* Exercise brief:
Work out the number of lines with the word "audio" in the material below, then reply with that number only.

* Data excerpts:
※
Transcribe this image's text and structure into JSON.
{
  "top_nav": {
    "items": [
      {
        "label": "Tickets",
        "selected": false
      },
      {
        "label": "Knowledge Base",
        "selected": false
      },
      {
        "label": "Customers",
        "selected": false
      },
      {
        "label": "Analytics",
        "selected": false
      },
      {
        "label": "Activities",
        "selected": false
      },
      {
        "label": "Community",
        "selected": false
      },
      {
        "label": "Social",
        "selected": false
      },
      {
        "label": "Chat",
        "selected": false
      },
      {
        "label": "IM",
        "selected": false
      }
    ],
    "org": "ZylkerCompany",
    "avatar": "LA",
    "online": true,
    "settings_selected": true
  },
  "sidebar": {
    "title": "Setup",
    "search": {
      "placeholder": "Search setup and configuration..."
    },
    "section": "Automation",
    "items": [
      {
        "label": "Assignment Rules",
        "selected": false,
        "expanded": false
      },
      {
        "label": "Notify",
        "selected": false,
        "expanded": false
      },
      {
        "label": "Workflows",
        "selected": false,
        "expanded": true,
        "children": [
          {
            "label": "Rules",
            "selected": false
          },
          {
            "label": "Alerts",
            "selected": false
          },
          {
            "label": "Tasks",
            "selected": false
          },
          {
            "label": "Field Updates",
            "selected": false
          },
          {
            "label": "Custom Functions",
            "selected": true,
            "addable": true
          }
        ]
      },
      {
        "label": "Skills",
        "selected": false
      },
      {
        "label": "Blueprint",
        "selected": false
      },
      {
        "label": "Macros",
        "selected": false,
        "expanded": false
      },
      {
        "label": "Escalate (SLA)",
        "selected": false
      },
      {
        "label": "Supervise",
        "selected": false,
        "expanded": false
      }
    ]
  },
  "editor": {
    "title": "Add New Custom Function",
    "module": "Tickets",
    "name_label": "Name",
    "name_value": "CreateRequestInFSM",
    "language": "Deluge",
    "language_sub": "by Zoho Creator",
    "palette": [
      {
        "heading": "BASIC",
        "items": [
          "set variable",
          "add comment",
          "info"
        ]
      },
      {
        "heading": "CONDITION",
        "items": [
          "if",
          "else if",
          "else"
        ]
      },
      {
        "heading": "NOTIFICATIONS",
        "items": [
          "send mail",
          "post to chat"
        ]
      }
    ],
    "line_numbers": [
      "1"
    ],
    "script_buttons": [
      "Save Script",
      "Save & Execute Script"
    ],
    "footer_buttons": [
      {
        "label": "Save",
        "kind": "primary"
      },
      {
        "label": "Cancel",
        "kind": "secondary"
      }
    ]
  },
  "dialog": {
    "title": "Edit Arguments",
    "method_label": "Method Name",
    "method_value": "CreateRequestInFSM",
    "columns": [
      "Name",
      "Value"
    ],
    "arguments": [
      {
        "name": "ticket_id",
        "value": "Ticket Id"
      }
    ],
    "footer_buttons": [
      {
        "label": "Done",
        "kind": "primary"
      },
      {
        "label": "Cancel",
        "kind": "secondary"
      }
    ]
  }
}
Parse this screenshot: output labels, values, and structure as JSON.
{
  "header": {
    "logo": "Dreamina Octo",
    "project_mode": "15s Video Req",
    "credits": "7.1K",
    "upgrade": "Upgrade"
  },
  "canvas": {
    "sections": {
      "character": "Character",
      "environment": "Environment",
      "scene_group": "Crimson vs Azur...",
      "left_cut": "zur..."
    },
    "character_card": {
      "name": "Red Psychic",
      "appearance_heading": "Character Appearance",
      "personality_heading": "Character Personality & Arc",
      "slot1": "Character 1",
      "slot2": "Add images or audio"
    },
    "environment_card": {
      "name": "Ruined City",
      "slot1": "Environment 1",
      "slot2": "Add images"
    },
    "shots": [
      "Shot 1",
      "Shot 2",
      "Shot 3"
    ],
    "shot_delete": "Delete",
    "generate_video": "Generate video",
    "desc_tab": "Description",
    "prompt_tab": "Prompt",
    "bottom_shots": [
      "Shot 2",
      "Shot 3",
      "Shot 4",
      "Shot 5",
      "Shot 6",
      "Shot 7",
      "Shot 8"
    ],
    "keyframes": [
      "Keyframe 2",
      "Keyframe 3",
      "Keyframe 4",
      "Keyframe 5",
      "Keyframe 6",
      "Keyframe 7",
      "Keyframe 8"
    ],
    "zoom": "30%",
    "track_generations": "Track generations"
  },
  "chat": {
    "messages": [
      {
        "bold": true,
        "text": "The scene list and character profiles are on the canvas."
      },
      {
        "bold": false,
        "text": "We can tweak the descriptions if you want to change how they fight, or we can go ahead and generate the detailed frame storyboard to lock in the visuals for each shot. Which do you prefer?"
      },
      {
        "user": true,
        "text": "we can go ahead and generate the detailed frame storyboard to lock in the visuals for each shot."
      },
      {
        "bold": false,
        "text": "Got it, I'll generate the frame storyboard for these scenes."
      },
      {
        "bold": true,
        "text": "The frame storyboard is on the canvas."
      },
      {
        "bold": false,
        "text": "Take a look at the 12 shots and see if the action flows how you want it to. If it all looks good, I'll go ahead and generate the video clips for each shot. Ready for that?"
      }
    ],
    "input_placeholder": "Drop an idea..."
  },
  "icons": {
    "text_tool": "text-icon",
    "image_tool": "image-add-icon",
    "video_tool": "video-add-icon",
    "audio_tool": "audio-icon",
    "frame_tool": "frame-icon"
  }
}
※
* Answer:
2